#### WORKING DATA ####

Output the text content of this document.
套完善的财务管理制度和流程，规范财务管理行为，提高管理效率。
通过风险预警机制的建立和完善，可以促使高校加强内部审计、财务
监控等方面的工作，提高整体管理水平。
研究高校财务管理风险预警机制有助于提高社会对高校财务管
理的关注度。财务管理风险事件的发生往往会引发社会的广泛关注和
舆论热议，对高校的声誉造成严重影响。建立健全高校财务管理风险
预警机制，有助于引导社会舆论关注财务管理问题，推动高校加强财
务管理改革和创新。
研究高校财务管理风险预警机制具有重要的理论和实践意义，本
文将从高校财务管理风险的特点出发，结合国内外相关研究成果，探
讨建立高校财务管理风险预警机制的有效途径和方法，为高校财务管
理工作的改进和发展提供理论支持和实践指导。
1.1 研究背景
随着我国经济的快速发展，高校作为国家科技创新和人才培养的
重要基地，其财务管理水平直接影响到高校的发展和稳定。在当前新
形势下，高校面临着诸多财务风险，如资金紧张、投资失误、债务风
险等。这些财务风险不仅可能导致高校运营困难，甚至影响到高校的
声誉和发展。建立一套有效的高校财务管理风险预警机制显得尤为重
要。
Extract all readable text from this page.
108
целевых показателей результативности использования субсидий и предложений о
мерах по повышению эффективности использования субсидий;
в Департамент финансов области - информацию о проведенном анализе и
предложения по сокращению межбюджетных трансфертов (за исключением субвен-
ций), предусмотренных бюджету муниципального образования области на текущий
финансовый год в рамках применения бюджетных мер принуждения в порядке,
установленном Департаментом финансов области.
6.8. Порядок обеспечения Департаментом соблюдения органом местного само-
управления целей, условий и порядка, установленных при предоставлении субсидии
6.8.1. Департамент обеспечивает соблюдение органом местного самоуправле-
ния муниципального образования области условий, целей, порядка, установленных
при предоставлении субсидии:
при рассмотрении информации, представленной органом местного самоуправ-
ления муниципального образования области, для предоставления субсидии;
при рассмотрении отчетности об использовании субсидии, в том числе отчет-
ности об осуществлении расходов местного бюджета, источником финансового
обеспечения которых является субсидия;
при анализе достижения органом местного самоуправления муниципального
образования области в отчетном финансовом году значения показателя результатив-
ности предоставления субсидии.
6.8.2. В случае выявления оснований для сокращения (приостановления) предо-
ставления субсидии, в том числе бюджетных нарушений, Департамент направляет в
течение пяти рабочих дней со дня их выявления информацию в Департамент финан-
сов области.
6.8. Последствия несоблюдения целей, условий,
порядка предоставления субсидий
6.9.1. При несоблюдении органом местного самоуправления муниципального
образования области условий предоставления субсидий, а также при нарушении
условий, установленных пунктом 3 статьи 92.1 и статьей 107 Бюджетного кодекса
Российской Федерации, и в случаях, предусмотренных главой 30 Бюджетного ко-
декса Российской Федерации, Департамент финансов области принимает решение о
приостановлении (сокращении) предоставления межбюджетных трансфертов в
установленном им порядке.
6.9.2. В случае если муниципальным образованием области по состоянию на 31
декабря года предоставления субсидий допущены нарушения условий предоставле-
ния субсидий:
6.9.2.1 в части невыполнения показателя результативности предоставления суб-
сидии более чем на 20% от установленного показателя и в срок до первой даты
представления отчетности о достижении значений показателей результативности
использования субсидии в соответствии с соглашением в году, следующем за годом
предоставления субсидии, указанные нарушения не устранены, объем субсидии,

####

:: AIM ::
Print every record above exactly as written.

:: ANSWER TO THE EXERCISE ::
Output the text content of this document.
套完善的财务管理制度和流程，规范财务管理行为，提高管理效率。
通过风险预警机制的建立和完善，可以促使高校加强内部审计、财务
监控等方面的工作，提高整体管理水平。
研究高校财务管理风险预警机制有助于提高社会对高校财务管
理的关注度。财务管理风险事件的发生往往会引发社会的广泛关注和
舆论热议，对高校的声誉造成严重影响。建立健全高校财务管理风险
预警机制，有助于引导社会舆论关注财务管理问题，推动高校加强财
务管理改革和创新。
研究高校财务管理风险预警机制具有重要的理论和实践意义，本
文将从高校财务管理风险的特点出发，结合国内外相关研究成果，探
讨建立高校财务管理风险预警机制的有效途径和方法，为高校财务管
理工作的改进和发展提供理论支持和实践指导。
1.1 研究背景
随着我国经济的快速发展，高校作为国家科技创新和人才培养的
重要基地，其财务管理水平直接影响到高校的发展和稳定。在当前新
形势下，高校面临着诸多财务风险，如资金紧张、投资失误、债务风
险等。这些财务风险不仅可能导致高校运营困难，甚至影响到高校的
声誉和发展。建立一套有效的高校财务管理风险预警机制显得尤为重
要。
Extract all readable text from this page.
108
целевых показателей результативности использования субсидий и предложений о
мерах по повышению эффективности использования субсидий;
в Департамент финансов области - информацию о проведенном анализе и
предложения по сокращению межбюджетных трансфертов (за исключением субвен-
ций), предусмотренных бюджету муниципального образования области на текущий
финансовый год в рамках применения бюджетных мер принуждения в порядке,
установленном Департаментом финансов области.
6.8. Порядок обеспечения Департаментом соблюдения органом местного само-
управления целей, условий и порядка, установленных при предоставлении субсидии
6.8.1. Департамент обеспечивает соблюдение органом местного самоуправле-
ния муниципального образования области условий, целей, порядка, установленных
при предоставлении субсидии:
при рассмотрении информации, представленной органом местного самоуправ-
ления муниципального образования области, для предоставления субсидии;
при рассмотрении отчетности об использовании субсидии, в том числе отчет-
ности об осуществлении расходов местного бюджета, источником финансового
обеспечения которых является субсидия;
при анализе достижения органом местного самоуправления муниципального
образования области в отчетном финансовом году значения показателя результатив-
ности предоставления субсидии.
6.8.2. В случае выявления оснований для сокращения (приостановления) предо-
ставления субсидии, в том числе бюджетных нарушений, Департамент направляет в
течение пяти рабочих дней со дня их выявления информацию в Департамент финан-
сов области.
6.8. Последствия несоблюдения целей, условий,
порядка предоставления субсидий
6.9.1. При несоблюдении органом местного самоуправления муниципального
образования области условий предоставления субсидий, а также при нарушении
условий, установленных пунктом 3 статьи 92.1 и статьей 107 Бюджетного кодекса
Российской Федерации, и в случаях, предусмотренных главой 30 Бюджетного ко-
декса Российской Федерации, Департамент финансов области принимает решение о
приостановлении (сокращении) предоставления межбюджетных трансфертов в
установленном им порядке.
6.9.2. В случае если муниципальным образованием области по состоянию на 31
декабря года предоставления субсидий допущены нарушения условий предоставле-
ния субсидий:
6.9.2.1 в части невыполнения показателя результативности предоставления суб-
сидии более чем на 20% от установленного показателя и в срок до первой даты
представления отчетности о достижении значений показателей результативности
использования субсидии в соответствии с соглашением в году, следующем за годом
предоставления субсидии, указанные нарушения не устранены, объем субсидии,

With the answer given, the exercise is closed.